__TO BE DONE__
From the entries below, copy out every line with "dimanche" in it.

__MATERIAL SUPPLIED__
________________________________________

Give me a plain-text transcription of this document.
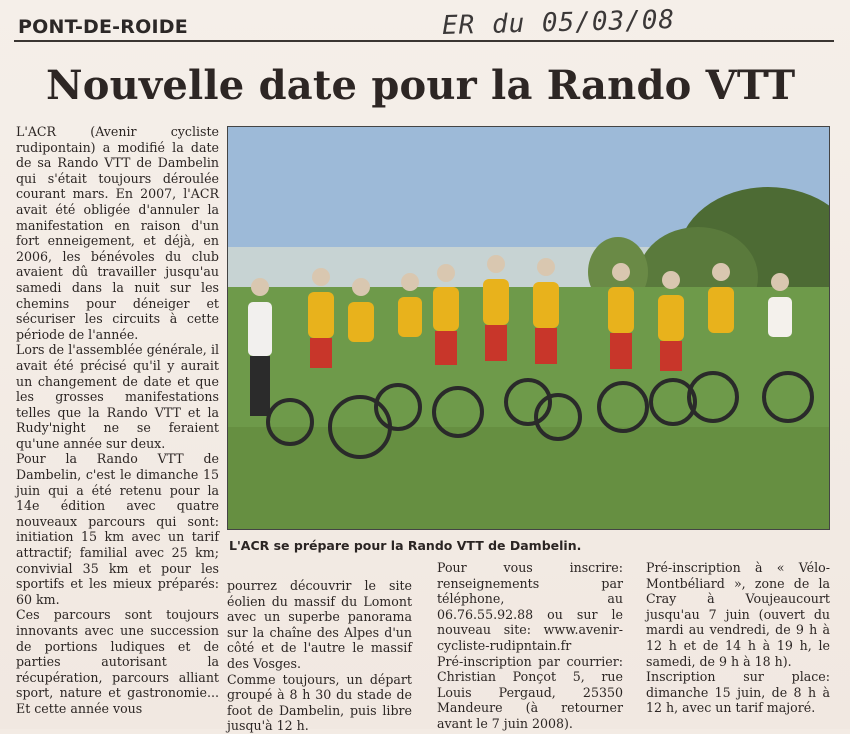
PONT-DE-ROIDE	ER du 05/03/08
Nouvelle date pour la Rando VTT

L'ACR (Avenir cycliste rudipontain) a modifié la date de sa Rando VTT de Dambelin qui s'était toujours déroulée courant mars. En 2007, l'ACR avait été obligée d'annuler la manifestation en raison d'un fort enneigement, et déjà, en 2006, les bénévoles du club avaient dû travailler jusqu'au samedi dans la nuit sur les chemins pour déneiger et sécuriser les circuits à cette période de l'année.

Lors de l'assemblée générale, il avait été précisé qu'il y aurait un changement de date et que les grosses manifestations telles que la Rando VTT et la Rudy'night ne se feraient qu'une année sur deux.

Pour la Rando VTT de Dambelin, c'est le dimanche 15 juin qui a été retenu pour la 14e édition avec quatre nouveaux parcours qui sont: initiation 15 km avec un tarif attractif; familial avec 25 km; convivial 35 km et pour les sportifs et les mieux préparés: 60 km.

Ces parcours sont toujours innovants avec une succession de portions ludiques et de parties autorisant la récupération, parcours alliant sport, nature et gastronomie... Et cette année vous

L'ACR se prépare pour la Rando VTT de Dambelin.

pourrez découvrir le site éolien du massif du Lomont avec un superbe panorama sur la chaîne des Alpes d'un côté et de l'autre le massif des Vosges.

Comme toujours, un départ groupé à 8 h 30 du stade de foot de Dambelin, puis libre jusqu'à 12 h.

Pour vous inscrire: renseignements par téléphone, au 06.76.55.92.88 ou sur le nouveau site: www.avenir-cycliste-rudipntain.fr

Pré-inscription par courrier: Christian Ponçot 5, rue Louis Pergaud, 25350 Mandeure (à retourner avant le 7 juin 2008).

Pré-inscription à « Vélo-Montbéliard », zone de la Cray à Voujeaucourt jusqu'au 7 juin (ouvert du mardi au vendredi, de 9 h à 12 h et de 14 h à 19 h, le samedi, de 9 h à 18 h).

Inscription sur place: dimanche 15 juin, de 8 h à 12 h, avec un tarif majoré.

________________________________________

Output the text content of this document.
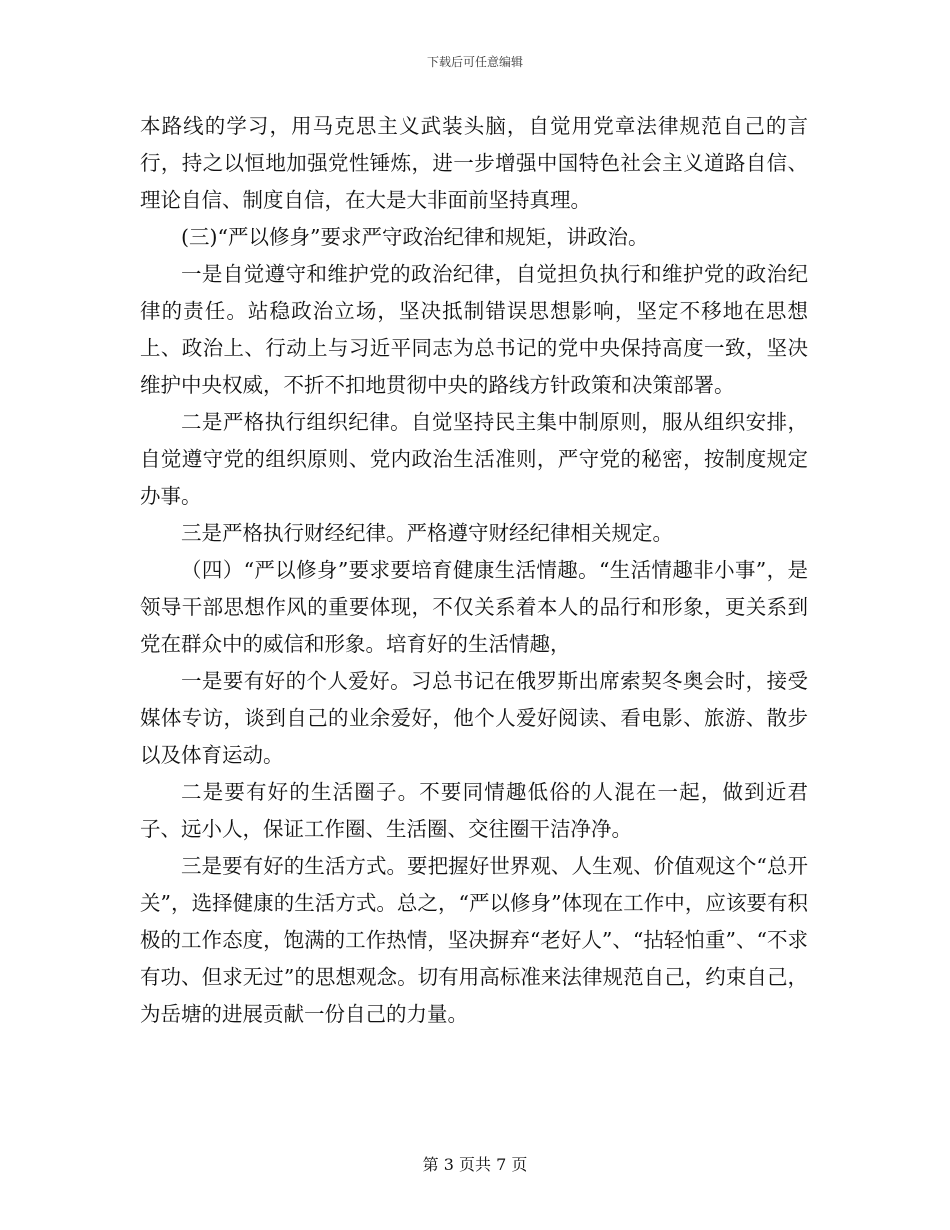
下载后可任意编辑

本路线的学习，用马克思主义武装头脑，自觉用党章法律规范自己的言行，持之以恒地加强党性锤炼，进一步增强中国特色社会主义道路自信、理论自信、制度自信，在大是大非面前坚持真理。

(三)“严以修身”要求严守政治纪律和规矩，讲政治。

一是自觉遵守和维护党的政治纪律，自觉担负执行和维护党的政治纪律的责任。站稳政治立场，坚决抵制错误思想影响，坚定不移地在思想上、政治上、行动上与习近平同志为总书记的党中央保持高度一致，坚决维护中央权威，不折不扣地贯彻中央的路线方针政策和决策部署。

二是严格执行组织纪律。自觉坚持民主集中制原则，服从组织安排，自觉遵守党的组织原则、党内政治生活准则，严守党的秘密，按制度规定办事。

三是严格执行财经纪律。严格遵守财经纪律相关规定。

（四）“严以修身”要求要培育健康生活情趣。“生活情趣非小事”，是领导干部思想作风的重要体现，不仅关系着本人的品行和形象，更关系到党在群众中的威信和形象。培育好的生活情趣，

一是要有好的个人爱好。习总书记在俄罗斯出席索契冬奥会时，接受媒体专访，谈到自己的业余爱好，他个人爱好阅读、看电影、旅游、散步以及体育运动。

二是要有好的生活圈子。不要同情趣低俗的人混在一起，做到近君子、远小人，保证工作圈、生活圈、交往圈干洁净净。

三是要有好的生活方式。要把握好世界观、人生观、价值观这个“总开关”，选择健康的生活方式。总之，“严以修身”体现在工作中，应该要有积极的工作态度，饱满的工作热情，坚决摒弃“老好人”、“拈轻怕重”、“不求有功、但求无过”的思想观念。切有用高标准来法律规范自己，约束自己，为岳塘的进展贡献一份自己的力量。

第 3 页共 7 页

________________________________________

__ANSWER TO THE PROBLEM__
Pour la Rando VTT de Dambelin, c'est le dimanche 15 juin qui a été retenu pour la 14e édition avec quatre nouveaux parcours qui sont: initiation 15 km avec un tarif attractif; familial avec 25 km; convivial 35 km et pour les sportifs et les mieux préparés: 60 km.
Inscription sur place: dimanche 15 juin, de 8 h à 12 h, avec un tarif majoré.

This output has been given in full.